[Figure record listings]
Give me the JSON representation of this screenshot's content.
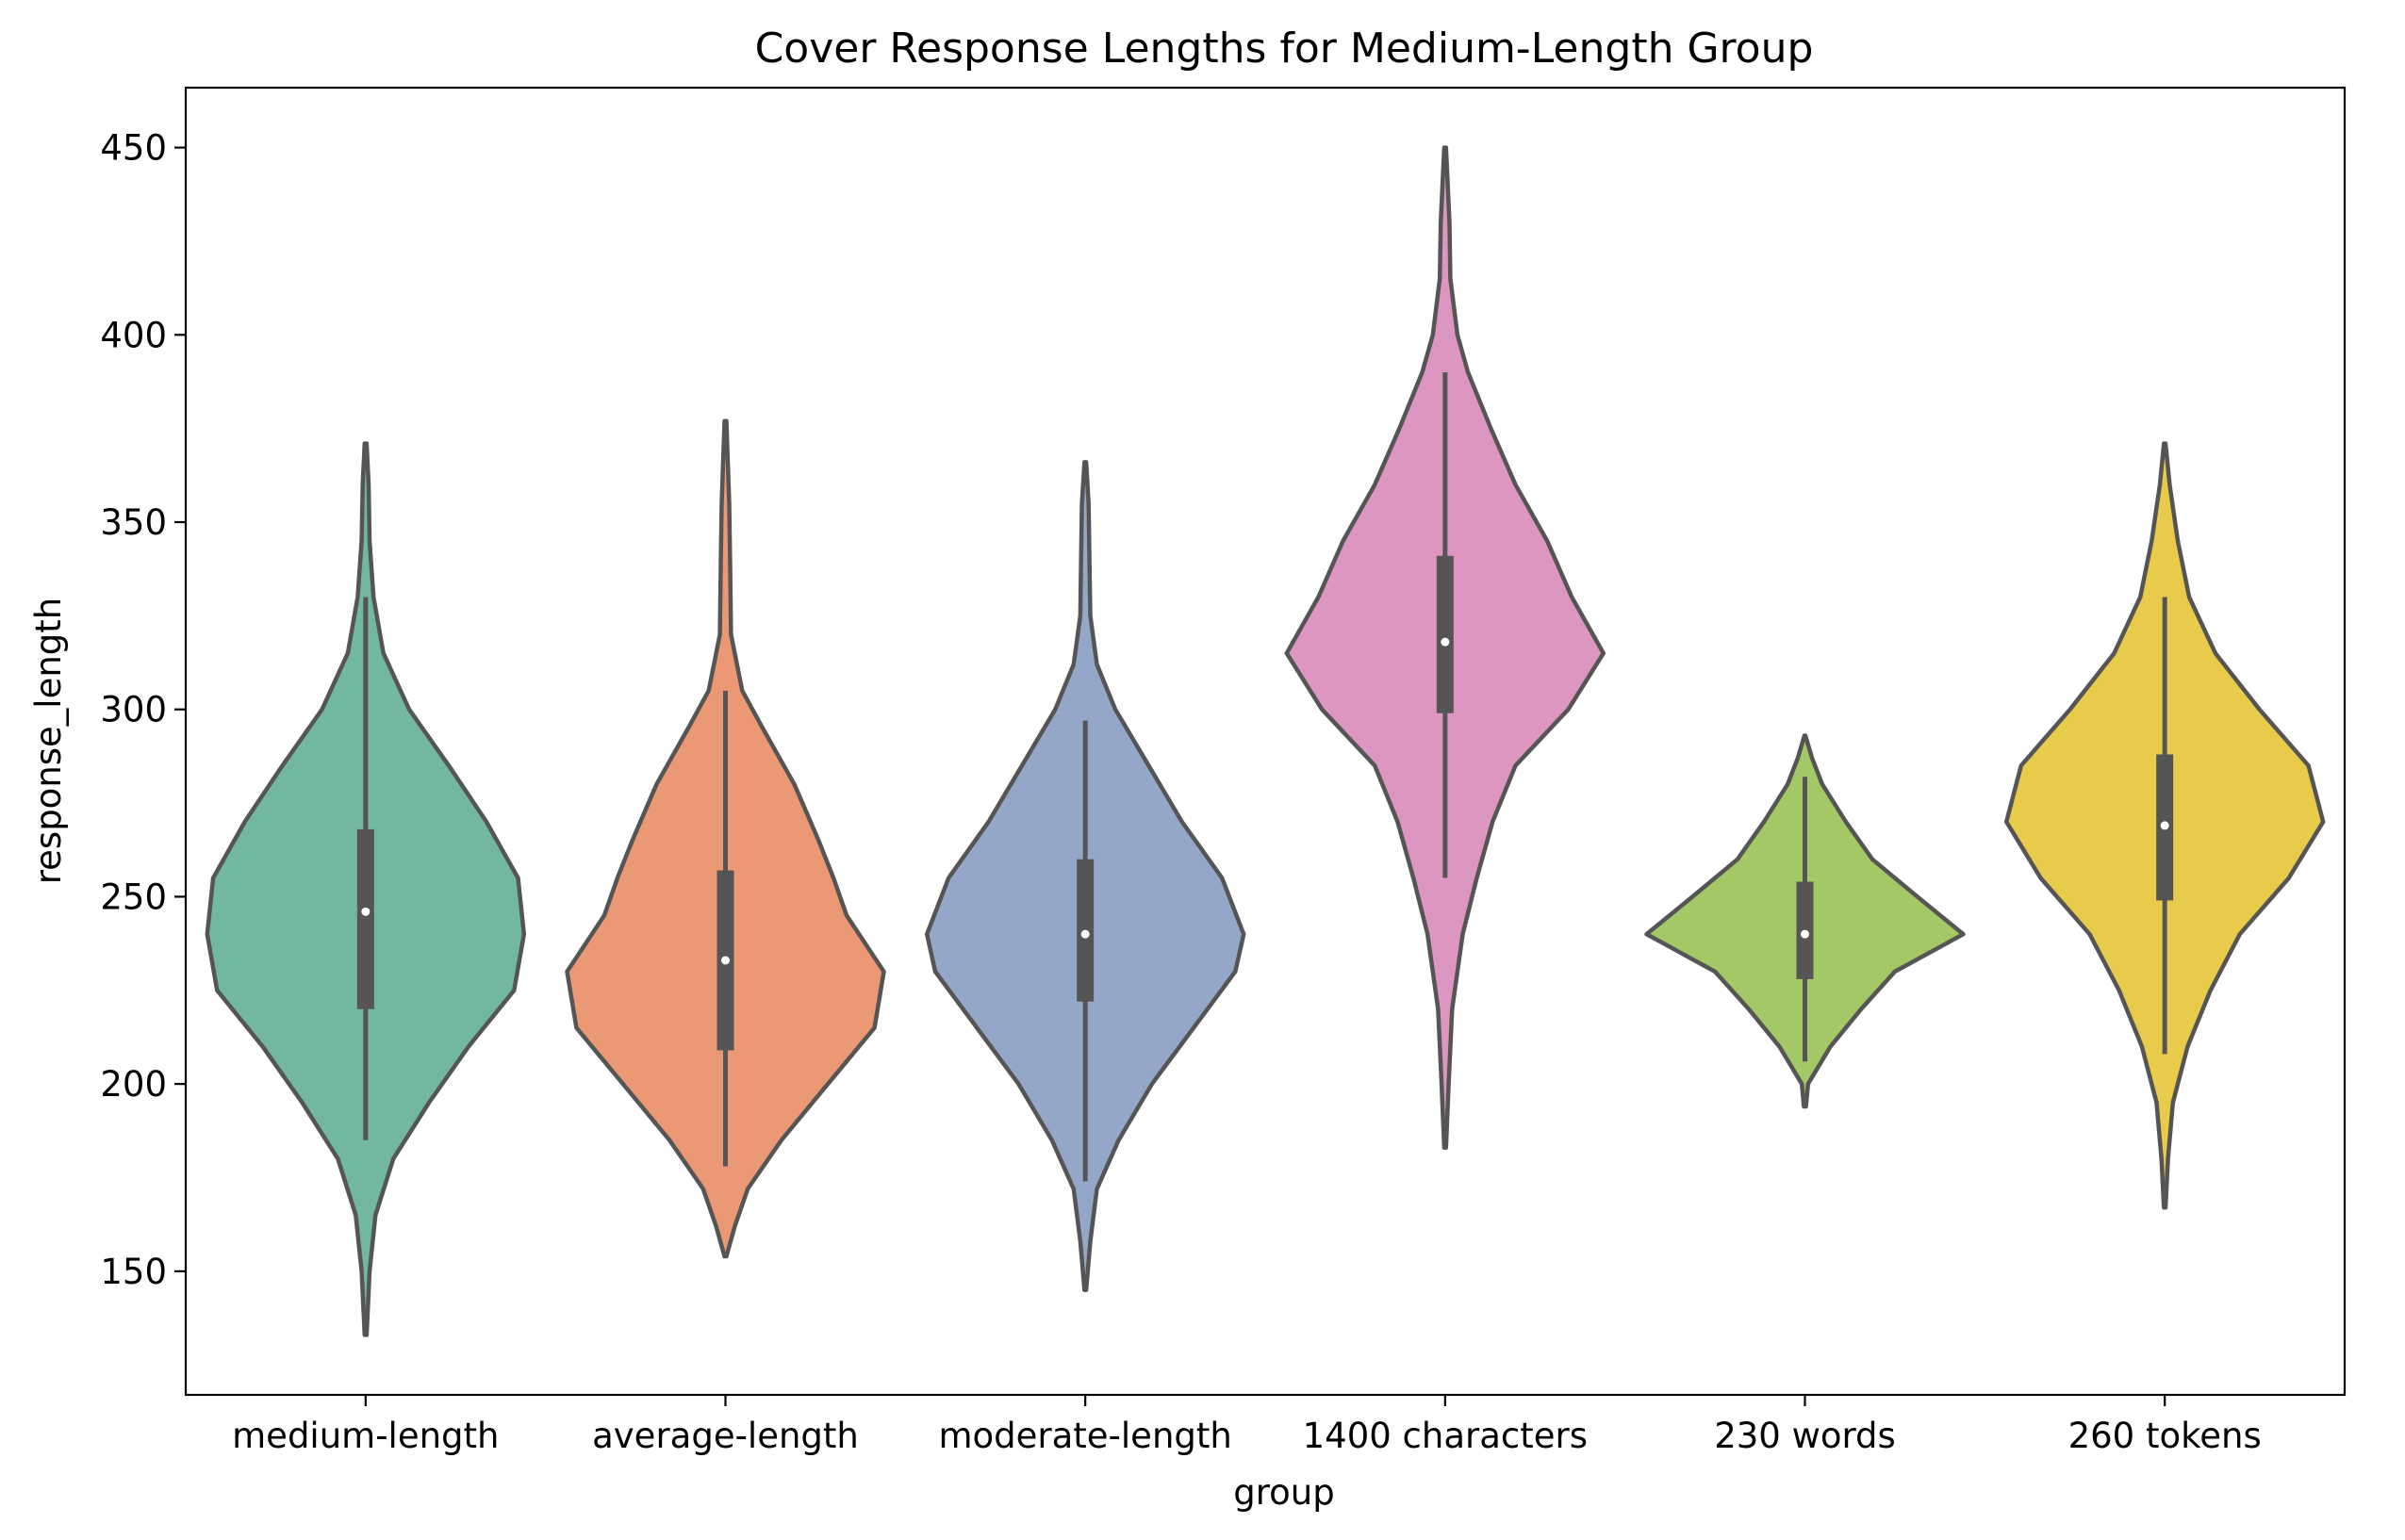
{
  "chart_data": {
    "type": "violin",
    "title": "Cover Response Lengths for Medium-Length Group",
    "xlabel": "group",
    "ylabel": "response_length",
    "ylim": [
      117,
      466
    ],
    "yticks": [
      150,
      200,
      250,
      300,
      350,
      400,
      450
    ],
    "grid": false,
    "categories": [
      "medium-length",
      "average-length",
      "moderate-length",
      "1400 characters",
      "230 words",
      "260 tokens"
    ],
    "series": [
      {
        "category": "medium-length",
        "color": "#72b7a2",
        "min": 133,
        "max": 371,
        "q1": 220,
        "median": 246,
        "q3": 268,
        "whisker_low": 185,
        "whisker_high": 330,
        "density": [
          [
            133,
            0.5
          ],
          [
            150,
            2
          ],
          [
            165,
            5
          ],
          [
            180,
            14
          ],
          [
            195,
            32
          ],
          [
            210,
            52
          ],
          [
            225,
            75
          ],
          [
            240,
            80
          ],
          [
            255,
            77
          ],
          [
            270,
            61
          ],
          [
            285,
            42
          ],
          [
            300,
            22
          ],
          [
            315,
            9
          ],
          [
            330,
            4
          ],
          [
            345,
            2
          ],
          [
            360,
            1.5
          ],
          [
            371,
            0.5
          ]
        ]
      },
      {
        "category": "average-length",
        "color": "#eb9874",
        "min": 154,
        "max": 377,
        "q1": 209,
        "median": 233,
        "q3": 257,
        "whisker_low": 178,
        "whisker_high": 305,
        "density": [
          [
            154,
            0.5
          ],
          [
            162,
            5
          ],
          [
            172,
            12
          ],
          [
            185,
            30
          ],
          [
            200,
            55
          ],
          [
            215,
            80
          ],
          [
            230,
            85
          ],
          [
            245,
            65
          ],
          [
            255,
            58
          ],
          [
            265,
            50
          ],
          [
            280,
            37
          ],
          [
            295,
            20
          ],
          [
            305,
            9
          ],
          [
            320,
            3
          ],
          [
            340,
            2.5
          ],
          [
            355,
            2
          ],
          [
            377,
            0.5
          ]
        ]
      },
      {
        "category": "moderate-length",
        "color": "#94a7c8",
        "min": 145,
        "max": 366,
        "q1": 222,
        "median": 240,
        "q3": 260,
        "whisker_low": 174,
        "whisker_high": 297,
        "density": [
          [
            145,
            0.5
          ],
          [
            158,
            3
          ],
          [
            172,
            7
          ],
          [
            185,
            20
          ],
          [
            200,
            40
          ],
          [
            215,
            65
          ],
          [
            230,
            90
          ],
          [
            240,
            95
          ],
          [
            255,
            82
          ],
          [
            270,
            58
          ],
          [
            285,
            38
          ],
          [
            300,
            18
          ],
          [
            312,
            7
          ],
          [
            325,
            3
          ],
          [
            340,
            2.5
          ],
          [
            355,
            2
          ],
          [
            366,
            0.5
          ]
        ]
      },
      {
        "category": "1400 characters",
        "color": "#dc96c0",
        "min": 183,
        "max": 450,
        "q1": 299,
        "median": 318,
        "q3": 341,
        "whisker_low": 255,
        "whisker_high": 390,
        "density": [
          [
            183,
            0.5
          ],
          [
            200,
            2
          ],
          [
            220,
            4
          ],
          [
            240,
            10
          ],
          [
            255,
            18
          ],
          [
            270,
            27
          ],
          [
            285,
            40
          ],
          [
            300,
            70
          ],
          [
            315,
            90
          ],
          [
            330,
            72
          ],
          [
            345,
            58
          ],
          [
            360,
            40
          ],
          [
            375,
            26
          ],
          [
            390,
            13
          ],
          [
            400,
            7
          ],
          [
            415,
            3
          ],
          [
            430,
            2.5
          ],
          [
            450,
            0.5
          ]
        ]
      },
      {
        "category": "230 words",
        "color": "#a3c865",
        "min": 194,
        "max": 293,
        "q1": 228,
        "median": 240,
        "q3": 254,
        "whisker_low": 206,
        "whisker_high": 282,
        "density": [
          [
            194,
            1
          ],
          [
            200,
            3
          ],
          [
            210,
            25
          ],
          [
            220,
            55
          ],
          [
            230,
            88
          ],
          [
            240,
            155
          ],
          [
            250,
            110
          ],
          [
            260,
            66
          ],
          [
            270,
            40
          ],
          [
            280,
            17
          ],
          [
            287,
            7
          ],
          [
            293,
            0.5
          ]
        ]
      },
      {
        "category": "260 tokens",
        "color": "#e8cb4a",
        "min": 167,
        "max": 371,
        "q1": 249,
        "median": 269,
        "q3": 288,
        "whisker_low": 208,
        "whisker_high": 330,
        "density": [
          [
            167,
            0.5
          ],
          [
            180,
            2
          ],
          [
            195,
            5
          ],
          [
            210,
            14
          ],
          [
            225,
            28
          ],
          [
            240,
            46
          ],
          [
            255,
            76
          ],
          [
            270,
            97
          ],
          [
            285,
            88
          ],
          [
            300,
            58
          ],
          [
            315,
            31
          ],
          [
            330,
            15
          ],
          [
            345,
            8
          ],
          [
            360,
            3
          ],
          [
            371,
            0.5
          ]
        ]
      }
    ]
  }
}
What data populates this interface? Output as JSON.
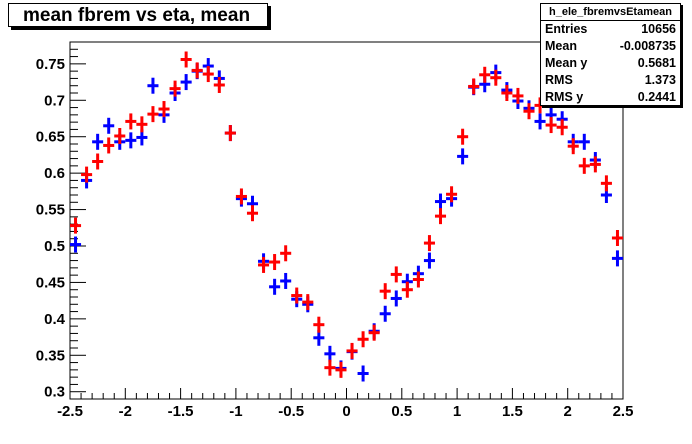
{
  "header": {
    "title": "mean fbrem vs eta, mean"
  },
  "stats": {
    "name": "h_ele_fbremvsEtamean",
    "rows": [
      {
        "label": "Entries",
        "value": "10656"
      },
      {
        "label": "Mean",
        "value": "-0.008735"
      },
      {
        "label": "Mean y",
        "value": "0.5681"
      },
      {
        "label": "RMS",
        "value": "1.373"
      },
      {
        "label": "RMS y",
        "value": "0.2441"
      }
    ]
  },
  "chart_data": {
    "type": "scatter",
    "title": "mean fbrem vs eta, mean",
    "xlim": [
      -2.5,
      2.5
    ],
    "ylim": [
      0.29,
      0.78
    ],
    "x_ticks": [
      -2.5,
      -2,
      -1.5,
      -1,
      -0.5,
      0,
      0.5,
      1,
      1.5,
      2,
      2.5
    ],
    "x_tick_labels": [
      "-2.5",
      "-2",
      "-1.5",
      "-1",
      "-0.5",
      "0",
      "0.5",
      "1",
      "1.5",
      "2",
      "2.5"
    ],
    "y_ticks": [
      0.3,
      0.35,
      0.4,
      0.45,
      0.5,
      0.55,
      0.6,
      0.65,
      0.7,
      0.75
    ],
    "y_tick_labels": [
      "0.3",
      "0.35",
      "0.4",
      "0.45",
      "0.5",
      "0.55",
      "0.6",
      "0.65",
      "0.7",
      "0.75"
    ],
    "grid": false,
    "bin_half_width": 0.05,
    "series": [
      {
        "color": "#0000ff",
        "x": [
          -2.45,
          -2.35,
          -2.25,
          -2.15,
          -2.05,
          -1.95,
          -1.85,
          -1.75,
          -1.65,
          -1.55,
          -1.45,
          -1.35,
          -1.25,
          -1.15,
          -1.05,
          -0.95,
          -0.85,
          -0.75,
          -0.65,
          -0.55,
          -0.45,
          -0.35,
          -0.25,
          -0.15,
          -0.05,
          0.05,
          0.15,
          0.25,
          0.35,
          0.45,
          0.55,
          0.65,
          0.75,
          0.85,
          0.95,
          1.05,
          1.15,
          1.25,
          1.35,
          1.45,
          1.55,
          1.65,
          1.75,
          1.85,
          1.95,
          2.05,
          2.15,
          2.25,
          2.35,
          2.45
        ],
        "y": [
          0.502,
          0.59,
          0.643,
          0.665,
          0.643,
          0.645,
          0.649,
          0.72,
          0.68,
          0.71,
          0.725,
          0.74,
          0.747,
          0.73,
          0.655,
          0.565,
          0.558,
          0.479,
          0.444,
          0.452,
          0.427,
          0.42,
          0.374,
          0.352,
          0.332,
          0.355,
          0.325,
          0.383,
          0.407,
          0.428,
          0.451,
          0.462,
          0.48,
          0.561,
          0.565,
          0.623,
          0.718,
          0.722,
          0.738,
          0.714,
          0.699,
          0.689,
          0.671,
          0.68,
          0.674,
          0.643,
          0.643,
          0.618,
          0.57,
          0.483
        ]
      },
      {
        "color": "#ff0000",
        "x": [
          -2.45,
          -2.35,
          -2.25,
          -2.15,
          -2.05,
          -1.95,
          -1.85,
          -1.75,
          -1.65,
          -1.55,
          -1.45,
          -1.35,
          -1.25,
          -1.15,
          -1.05,
          -0.95,
          -0.85,
          -0.75,
          -0.65,
          -0.55,
          -0.45,
          -0.35,
          -0.25,
          -0.15,
          -0.05,
          0.05,
          0.15,
          0.25,
          0.35,
          0.45,
          0.55,
          0.65,
          0.75,
          0.85,
          0.95,
          1.05,
          1.15,
          1.25,
          1.35,
          1.45,
          1.55,
          1.65,
          1.75,
          1.85,
          1.95,
          2.05,
          2.15,
          2.25,
          2.35,
          2.45
        ],
        "y": [
          0.528,
          0.598,
          0.616,
          0.638,
          0.651,
          0.671,
          0.667,
          0.681,
          0.688,
          0.716,
          0.756,
          0.741,
          0.736,
          0.721,
          0.655,
          0.568,
          0.545,
          0.474,
          0.478,
          0.49,
          0.432,
          0.423,
          0.392,
          0.333,
          0.33,
          0.356,
          0.372,
          0.381,
          0.438,
          0.461,
          0.44,
          0.454,
          0.504,
          0.541,
          0.571,
          0.65,
          0.719,
          0.735,
          0.731,
          0.71,
          0.706,
          0.685,
          0.693,
          0.666,
          0.663,
          0.637,
          0.61,
          0.612,
          0.586,
          0.511
        ]
      }
    ]
  }
}
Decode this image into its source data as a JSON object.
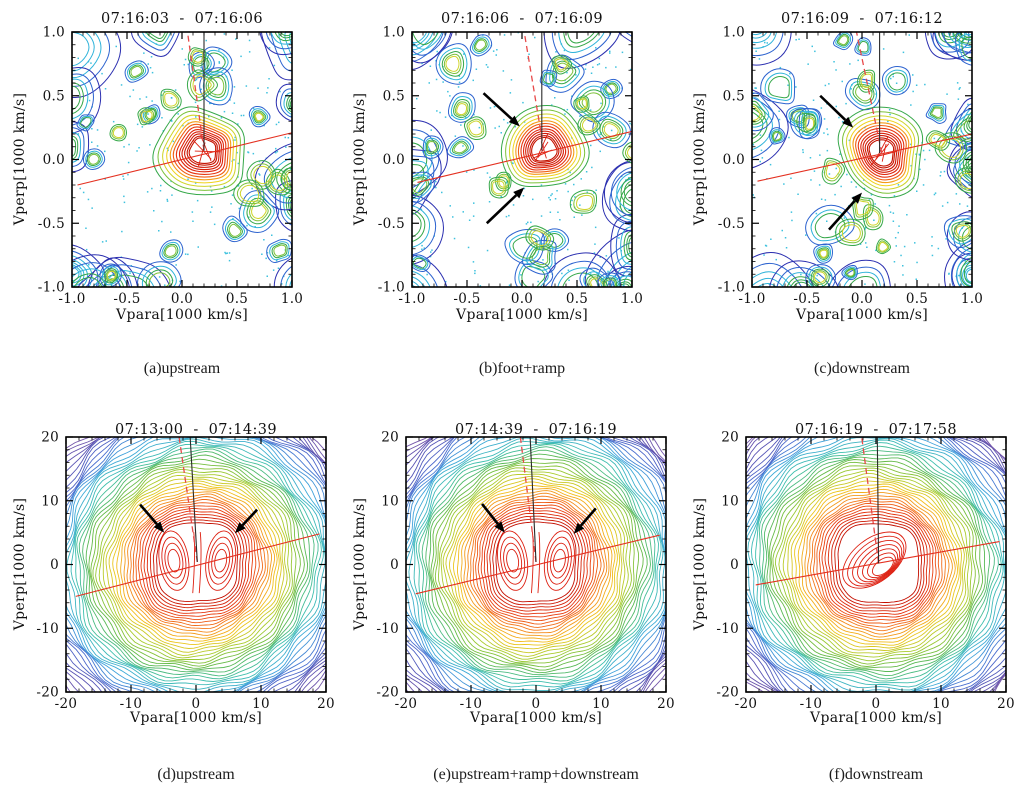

EXERCISE REQUIREMENTS
Write out every line of the data that holds the word "title".

REPLY
    "title": "Cover Response Lengths for Medium-Length Group",
    "title": "mean fbrem vs eta, mean"
    "title": "mean fbrem vs eta, mean",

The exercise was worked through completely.